▸ Goal
Count the lines in the items below that contain the word "goods", treating uppercase and lowercase as different, and give only that number.

▸ Extracted data
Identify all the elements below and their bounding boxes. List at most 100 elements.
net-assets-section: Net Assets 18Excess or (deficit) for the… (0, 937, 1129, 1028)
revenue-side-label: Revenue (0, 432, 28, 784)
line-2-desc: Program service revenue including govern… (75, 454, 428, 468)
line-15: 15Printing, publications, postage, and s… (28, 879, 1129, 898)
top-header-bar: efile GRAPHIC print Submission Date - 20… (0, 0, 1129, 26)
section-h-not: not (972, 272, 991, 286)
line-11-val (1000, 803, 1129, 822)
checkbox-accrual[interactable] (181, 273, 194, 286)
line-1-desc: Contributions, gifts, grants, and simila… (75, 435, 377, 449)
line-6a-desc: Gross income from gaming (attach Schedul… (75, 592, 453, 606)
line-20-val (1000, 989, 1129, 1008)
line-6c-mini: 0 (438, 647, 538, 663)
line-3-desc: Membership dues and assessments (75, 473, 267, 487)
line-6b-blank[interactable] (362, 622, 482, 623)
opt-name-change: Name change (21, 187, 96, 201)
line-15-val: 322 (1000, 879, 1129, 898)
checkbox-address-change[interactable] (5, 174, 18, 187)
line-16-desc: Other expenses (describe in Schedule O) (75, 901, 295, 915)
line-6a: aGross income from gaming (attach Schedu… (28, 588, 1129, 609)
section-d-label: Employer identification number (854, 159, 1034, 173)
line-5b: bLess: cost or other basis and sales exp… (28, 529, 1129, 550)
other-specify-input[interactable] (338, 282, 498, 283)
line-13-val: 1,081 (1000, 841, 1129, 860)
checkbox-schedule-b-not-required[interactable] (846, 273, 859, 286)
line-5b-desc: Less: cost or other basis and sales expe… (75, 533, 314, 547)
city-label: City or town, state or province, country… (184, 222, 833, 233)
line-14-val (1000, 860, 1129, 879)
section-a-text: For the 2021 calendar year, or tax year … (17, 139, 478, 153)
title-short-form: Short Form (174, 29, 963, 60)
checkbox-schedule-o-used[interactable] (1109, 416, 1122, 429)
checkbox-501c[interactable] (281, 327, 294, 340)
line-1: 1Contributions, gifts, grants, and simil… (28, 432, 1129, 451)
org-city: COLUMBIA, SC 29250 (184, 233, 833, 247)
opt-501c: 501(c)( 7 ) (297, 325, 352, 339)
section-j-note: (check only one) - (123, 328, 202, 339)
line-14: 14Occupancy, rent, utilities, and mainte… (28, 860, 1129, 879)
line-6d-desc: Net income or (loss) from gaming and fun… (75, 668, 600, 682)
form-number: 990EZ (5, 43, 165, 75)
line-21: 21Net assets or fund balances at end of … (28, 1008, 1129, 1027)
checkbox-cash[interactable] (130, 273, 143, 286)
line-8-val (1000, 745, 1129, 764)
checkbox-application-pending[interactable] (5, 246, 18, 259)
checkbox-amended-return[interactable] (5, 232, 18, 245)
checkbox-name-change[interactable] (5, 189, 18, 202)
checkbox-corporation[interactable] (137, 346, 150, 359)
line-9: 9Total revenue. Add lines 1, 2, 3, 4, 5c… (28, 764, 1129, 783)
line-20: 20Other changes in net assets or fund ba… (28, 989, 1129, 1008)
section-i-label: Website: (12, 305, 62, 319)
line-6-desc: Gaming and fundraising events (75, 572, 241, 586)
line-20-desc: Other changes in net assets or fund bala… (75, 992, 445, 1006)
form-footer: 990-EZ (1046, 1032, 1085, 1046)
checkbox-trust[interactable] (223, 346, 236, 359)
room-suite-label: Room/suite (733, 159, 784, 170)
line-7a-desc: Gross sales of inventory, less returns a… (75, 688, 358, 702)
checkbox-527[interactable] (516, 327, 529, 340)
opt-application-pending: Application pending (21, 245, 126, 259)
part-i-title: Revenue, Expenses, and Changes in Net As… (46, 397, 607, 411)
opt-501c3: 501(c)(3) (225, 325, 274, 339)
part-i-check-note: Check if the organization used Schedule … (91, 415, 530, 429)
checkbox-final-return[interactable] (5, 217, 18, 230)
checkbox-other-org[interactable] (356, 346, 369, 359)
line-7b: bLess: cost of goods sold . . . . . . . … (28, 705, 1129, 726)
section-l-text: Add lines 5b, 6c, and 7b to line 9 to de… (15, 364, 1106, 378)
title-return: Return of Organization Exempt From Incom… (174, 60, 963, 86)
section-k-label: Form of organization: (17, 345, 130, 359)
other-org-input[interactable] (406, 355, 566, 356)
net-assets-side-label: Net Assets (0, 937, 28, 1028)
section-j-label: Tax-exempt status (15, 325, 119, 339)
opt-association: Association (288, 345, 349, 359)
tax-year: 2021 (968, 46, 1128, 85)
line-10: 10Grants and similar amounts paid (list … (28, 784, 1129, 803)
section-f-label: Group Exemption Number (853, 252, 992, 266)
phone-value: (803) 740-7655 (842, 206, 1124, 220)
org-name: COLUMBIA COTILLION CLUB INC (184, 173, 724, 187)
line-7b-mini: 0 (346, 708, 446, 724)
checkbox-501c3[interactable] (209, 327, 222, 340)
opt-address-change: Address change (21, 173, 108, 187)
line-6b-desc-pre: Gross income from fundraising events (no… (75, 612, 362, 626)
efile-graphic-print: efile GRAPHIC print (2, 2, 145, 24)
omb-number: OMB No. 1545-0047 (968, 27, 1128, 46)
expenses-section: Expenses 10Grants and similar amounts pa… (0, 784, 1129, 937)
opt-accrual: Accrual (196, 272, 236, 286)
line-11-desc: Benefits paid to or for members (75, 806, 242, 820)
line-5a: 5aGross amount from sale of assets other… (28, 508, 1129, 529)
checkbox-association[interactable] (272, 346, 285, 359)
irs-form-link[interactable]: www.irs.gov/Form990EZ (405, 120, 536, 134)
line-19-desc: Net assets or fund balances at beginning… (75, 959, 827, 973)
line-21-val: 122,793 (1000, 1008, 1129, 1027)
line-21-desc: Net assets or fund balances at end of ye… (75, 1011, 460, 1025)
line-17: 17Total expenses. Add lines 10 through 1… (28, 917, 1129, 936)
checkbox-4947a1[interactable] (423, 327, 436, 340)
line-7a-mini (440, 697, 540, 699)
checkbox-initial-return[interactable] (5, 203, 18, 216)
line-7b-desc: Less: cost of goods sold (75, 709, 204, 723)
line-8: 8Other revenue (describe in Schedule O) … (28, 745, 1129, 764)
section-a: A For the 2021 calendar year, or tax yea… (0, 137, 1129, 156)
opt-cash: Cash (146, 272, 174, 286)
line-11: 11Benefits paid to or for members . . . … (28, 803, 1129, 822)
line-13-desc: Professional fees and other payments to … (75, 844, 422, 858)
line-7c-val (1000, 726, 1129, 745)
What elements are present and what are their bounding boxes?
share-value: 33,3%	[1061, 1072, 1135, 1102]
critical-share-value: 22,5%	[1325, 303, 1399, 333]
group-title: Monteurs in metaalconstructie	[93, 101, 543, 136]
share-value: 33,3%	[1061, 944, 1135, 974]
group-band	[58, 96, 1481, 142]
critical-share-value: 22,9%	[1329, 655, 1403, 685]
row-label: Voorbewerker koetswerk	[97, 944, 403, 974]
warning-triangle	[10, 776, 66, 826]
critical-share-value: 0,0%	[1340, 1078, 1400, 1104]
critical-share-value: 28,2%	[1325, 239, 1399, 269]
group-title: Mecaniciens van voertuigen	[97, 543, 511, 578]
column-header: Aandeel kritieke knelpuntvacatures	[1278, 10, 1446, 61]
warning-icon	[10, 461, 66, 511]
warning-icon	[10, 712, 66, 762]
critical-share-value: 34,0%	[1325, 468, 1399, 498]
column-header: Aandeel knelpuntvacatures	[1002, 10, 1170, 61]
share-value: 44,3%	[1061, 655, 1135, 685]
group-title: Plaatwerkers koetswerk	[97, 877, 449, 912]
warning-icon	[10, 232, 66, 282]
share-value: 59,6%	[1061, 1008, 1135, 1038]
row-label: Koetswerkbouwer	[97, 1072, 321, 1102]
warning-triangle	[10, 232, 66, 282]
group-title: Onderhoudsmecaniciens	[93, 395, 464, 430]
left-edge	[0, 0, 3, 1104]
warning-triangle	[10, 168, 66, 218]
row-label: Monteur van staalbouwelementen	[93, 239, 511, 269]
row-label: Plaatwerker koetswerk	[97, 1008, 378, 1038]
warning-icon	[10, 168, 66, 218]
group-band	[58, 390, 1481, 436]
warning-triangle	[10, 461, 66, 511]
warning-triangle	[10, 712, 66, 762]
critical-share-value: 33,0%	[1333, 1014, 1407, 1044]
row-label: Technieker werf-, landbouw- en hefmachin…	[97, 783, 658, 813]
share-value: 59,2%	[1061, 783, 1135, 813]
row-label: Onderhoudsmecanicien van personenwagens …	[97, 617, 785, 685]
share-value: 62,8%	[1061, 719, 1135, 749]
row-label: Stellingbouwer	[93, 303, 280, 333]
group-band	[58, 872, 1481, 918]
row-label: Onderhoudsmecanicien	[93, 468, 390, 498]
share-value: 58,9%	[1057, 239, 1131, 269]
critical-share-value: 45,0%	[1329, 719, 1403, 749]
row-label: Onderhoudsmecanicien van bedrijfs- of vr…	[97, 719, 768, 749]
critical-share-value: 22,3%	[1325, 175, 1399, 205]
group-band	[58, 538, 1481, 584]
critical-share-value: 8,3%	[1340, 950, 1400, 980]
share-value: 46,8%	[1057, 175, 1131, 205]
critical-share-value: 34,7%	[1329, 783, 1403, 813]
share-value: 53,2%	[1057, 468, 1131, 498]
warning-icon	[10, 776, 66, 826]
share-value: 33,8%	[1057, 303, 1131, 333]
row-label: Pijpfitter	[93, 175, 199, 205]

▸ Worked solution
2